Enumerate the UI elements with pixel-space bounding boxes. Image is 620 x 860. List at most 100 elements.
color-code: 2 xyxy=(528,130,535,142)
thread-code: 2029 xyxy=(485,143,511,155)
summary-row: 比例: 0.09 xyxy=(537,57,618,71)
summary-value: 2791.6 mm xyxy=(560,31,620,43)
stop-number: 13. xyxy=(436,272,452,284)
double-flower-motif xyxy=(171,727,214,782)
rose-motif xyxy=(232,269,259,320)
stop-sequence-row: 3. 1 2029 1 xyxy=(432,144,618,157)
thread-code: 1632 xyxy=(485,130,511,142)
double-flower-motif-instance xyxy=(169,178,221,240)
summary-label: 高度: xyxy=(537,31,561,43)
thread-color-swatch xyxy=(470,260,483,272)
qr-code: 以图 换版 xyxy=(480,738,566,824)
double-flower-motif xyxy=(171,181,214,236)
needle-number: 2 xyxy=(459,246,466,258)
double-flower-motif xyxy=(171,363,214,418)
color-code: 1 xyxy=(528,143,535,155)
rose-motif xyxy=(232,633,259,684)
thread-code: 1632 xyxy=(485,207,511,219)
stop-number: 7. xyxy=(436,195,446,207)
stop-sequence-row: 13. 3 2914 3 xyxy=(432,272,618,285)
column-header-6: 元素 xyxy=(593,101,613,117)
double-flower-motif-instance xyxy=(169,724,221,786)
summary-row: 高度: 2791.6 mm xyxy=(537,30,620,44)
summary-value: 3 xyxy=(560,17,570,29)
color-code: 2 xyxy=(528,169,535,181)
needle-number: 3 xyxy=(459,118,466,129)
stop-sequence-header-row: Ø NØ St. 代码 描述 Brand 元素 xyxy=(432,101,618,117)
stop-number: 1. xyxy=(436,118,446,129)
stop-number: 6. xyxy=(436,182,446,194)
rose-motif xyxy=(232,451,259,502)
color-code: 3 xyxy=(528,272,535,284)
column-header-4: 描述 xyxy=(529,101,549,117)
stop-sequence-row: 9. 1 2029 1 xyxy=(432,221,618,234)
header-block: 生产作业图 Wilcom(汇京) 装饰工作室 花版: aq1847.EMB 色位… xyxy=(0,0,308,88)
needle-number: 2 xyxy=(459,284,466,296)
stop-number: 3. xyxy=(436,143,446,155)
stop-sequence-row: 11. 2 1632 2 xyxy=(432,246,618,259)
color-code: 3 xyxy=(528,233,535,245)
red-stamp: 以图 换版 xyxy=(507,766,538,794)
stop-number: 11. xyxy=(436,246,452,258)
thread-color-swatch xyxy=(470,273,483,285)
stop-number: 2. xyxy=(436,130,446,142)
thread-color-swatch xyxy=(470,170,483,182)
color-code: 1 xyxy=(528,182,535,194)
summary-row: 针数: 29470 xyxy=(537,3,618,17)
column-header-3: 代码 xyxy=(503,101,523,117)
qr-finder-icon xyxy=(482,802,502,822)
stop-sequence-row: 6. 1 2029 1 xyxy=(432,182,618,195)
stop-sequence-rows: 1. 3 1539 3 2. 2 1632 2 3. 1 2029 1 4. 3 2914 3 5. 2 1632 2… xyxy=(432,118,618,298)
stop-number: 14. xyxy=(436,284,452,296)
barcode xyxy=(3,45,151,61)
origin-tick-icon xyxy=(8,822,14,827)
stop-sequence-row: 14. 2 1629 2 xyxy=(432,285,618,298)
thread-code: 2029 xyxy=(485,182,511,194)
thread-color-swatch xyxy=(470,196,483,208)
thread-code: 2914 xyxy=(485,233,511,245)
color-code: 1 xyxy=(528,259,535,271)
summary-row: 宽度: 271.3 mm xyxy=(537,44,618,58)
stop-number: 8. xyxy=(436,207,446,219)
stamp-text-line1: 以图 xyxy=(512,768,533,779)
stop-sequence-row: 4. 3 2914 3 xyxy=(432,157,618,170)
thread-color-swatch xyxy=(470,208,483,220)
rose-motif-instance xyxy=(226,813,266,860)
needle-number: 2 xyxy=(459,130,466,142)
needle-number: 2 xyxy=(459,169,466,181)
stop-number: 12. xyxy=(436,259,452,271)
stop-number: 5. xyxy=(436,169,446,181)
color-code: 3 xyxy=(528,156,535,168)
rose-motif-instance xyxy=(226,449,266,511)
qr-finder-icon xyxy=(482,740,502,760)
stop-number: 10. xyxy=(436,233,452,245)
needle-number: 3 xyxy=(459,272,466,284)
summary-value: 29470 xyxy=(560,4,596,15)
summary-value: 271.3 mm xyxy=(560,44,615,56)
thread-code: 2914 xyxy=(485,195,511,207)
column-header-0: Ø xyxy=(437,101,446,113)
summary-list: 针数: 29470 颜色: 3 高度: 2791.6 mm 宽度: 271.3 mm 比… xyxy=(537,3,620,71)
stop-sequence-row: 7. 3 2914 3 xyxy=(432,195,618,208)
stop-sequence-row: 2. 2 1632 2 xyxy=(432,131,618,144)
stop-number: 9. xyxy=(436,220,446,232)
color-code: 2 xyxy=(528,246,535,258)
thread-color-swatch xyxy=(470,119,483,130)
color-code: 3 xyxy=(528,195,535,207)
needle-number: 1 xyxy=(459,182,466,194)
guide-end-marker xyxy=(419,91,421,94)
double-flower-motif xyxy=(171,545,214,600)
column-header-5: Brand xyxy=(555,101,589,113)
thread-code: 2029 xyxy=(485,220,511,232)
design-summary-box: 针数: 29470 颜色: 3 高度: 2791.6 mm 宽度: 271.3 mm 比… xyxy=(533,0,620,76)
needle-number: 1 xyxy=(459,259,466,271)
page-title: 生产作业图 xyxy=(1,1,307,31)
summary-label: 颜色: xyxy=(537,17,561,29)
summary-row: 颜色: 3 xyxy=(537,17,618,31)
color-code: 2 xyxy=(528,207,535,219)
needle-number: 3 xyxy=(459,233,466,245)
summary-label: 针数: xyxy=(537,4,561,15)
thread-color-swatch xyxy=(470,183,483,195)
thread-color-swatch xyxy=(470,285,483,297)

—————

=== DIRECTIONS ===
Can you retype every line of the records above, keeping each character unchanged?

=== EXERCISE RESPONSE ===
Enumerate the UI elements with pixel-space bounding boxes. Image is 620 x 860. List at most 100 elements.
color-code: 2 xyxy=(528,130,535,142)
thread-code: 2029 xyxy=(485,143,511,155)
summary-row: 比例: 0.09 xyxy=(537,57,618,71)
summary-value: 2791.6 mm xyxy=(560,31,620,43)
stop-number: 13. xyxy=(436,272,452,284)
double-flower-motif xyxy=(171,727,214,782)
rose-motif xyxy=(232,269,259,320)
stop-sequence-row: 3. 1 2029 1 xyxy=(432,144,618,157)
thread-code: 1632 xyxy=(485,130,511,142)
double-flower-motif-instance xyxy=(169,178,221,240)
summary-label: 高度: xyxy=(537,31,561,43)
thread-color-swatch xyxy=(470,260,483,272)
qr-code: 以图 换版 xyxy=(480,738,566,824)
double-flower-motif xyxy=(171,181,214,236)
needle-number: 2 xyxy=(459,246,466,258)
double-flower-motif xyxy=(171,363,214,418)
color-code: 1 xyxy=(528,143,535,155)
rose-motif xyxy=(232,633,259,684)
thread-code: 1632 xyxy=(485,207,511,219)
stop-number: 7. xyxy=(436,195,446,207)
stop-sequence-row: 13. 3 2914 3 xyxy=(432,272,618,285)
column-header-6: 元素 xyxy=(593,101,613,117)
double-flower-motif-instance xyxy=(169,724,221,786)
summary-row: 高度: 2791.6 mm xyxy=(537,30,620,44)
summary-value: 3 xyxy=(560,17,570,29)
color-code: 2 xyxy=(528,169,535,181)
needle-number: 3 xyxy=(459,118,466,129)
stop-sequence-header-row: Ø NØ St. 代码 描述 Brand 元素 xyxy=(432,101,618,117)
stop-number: 1. xyxy=(436,118,446,129)
stop-number: 6. xyxy=(436,182,446,194)
rose-motif xyxy=(232,451,259,502)
color-code: 3 xyxy=(528,272,535,284)
column-header-4: 描述 xyxy=(529,101,549,117)
stop-sequence-row: 9. 1 2029 1 xyxy=(432,221,618,234)
header-block: 生产作业图 Wilcom(汇京) 装饰工作室 花版: aq1847.EMB 色位… xyxy=(0,0,308,88)
needle-number: 2 xyxy=(459,284,466,296)
stop-number: 3. xyxy=(436,143,446,155)
stop-sequence-row: 11. 2 1632 2 xyxy=(432,246,618,259)
color-code: 3 xyxy=(528,233,535,245)
red-stamp: 以图 换版 xyxy=(507,766,538,794)
stop-number: 11. xyxy=(436,246,452,258)
thread-color-swatch xyxy=(470,273,483,285)
stop-number: 2. xyxy=(436,130,446,142)
thread-color-swatch xyxy=(470,170,483,182)
color-code: 1 xyxy=(528,182,535,194)
summary-row: 针数: 29470 xyxy=(537,3,618,17)
column-header-3: 代码 xyxy=(503,101,523,117)
qr-finder-icon xyxy=(482,802,502,822)
stop-sequence-row: 6. 1 2029 1 xyxy=(432,182,618,195)
stop-sequence-rows: 1. 3 1539 3 2. 2 1632 2 3. 1 2029 1 4. 3 2914 3 5. 2 1632 2… xyxy=(432,118,618,298)
stop-number: 14. xyxy=(436,284,452,296)
barcode xyxy=(3,45,151,61)
origin-tick-icon xyxy=(8,822,14,827)
stop-sequence-row: 14. 2 1629 2 xyxy=(432,285,618,298)
thread-code: 2029 xyxy=(485,182,511,194)
thread-color-swatch xyxy=(470,196,483,208)
thread-code: 2914 xyxy=(485,233,511,245)
color-code: 1 xyxy=(528,259,535,271)
summary-row: 宽度: 271.3 mm xyxy=(537,44,618,58)
stop-number: 8. xyxy=(436,207,446,219)
stamp-text-line1: 以图 xyxy=(512,768,533,779)
stop-sequence-row: 4. 3 2914 3 xyxy=(432,157,618,170)
thread-color-swatch xyxy=(470,208,483,220)
rose-motif-instance xyxy=(226,813,266,860)
needle-number: 2 xyxy=(459,130,466,142)
needle-number: 2 xyxy=(459,169,466,181)
stop-number: 12. xyxy=(436,259,452,271)
stop-number: 5. xyxy=(436,169,446,181)
color-code: 3 xyxy=(528,156,535,168)
rose-motif-instance xyxy=(226,449,266,511)
qr-finder-icon xyxy=(482,740,502,760)
stop-number: 10. xyxy=(436,233,452,245)
needle-number: 3 xyxy=(459,272,466,284)
summary-value: 29470 xyxy=(560,4,596,15)
summary-value: 271.3 mm xyxy=(560,44,615,56)
thread-code: 2914 xyxy=(485,195,511,207)
column-header-0: Ø xyxy=(437,101,446,113)
summary-list: 针数: 29470 颜色: 3 高度: 2791.6 mm 宽度: 271.3 mm 比… xyxy=(537,3,620,71)
stop-sequence-row: 7. 3 2914 3 xyxy=(432,195,618,208)
stop-sequence-row: 2. 2 1632 2 xyxy=(432,131,618,144)
stop-number: 9. xyxy=(436,220,446,232)
color-code: 2 xyxy=(528,246,535,258)
thread-color-swatch xyxy=(470,119,483,130)
color-code: 3 xyxy=(528,195,535,207)
needle-number: 1 xyxy=(459,182,466,194)
guide-end-marker xyxy=(419,91,421,94)
double-flower-motif xyxy=(171,545,214,600)
column-header-5: Brand xyxy=(555,101,589,113)
thread-code: 2029 xyxy=(485,220,511,232)
design-summary-box: 针数: 29470 颜色: 3 高度: 2791.6 mm 宽度: 271.3 mm 比… xyxy=(533,0,620,76)
needle-number: 1 xyxy=(459,259,466,271)
page-title: 生产作业图 xyxy=(1,1,307,31)
summary-label: 颜色: xyxy=(537,17,561,29)
summary-row: 颜色: 3 xyxy=(537,17,618,31)
color-code: 2 xyxy=(528,207,535,219)
needle-number: 3 xyxy=(459,233,466,245)
summary-label: 针数: xyxy=(537,4,561,15)
thread-color-swatch xyxy=(470,183,483,195)
thread-color-swatch xyxy=(470,285,483,297)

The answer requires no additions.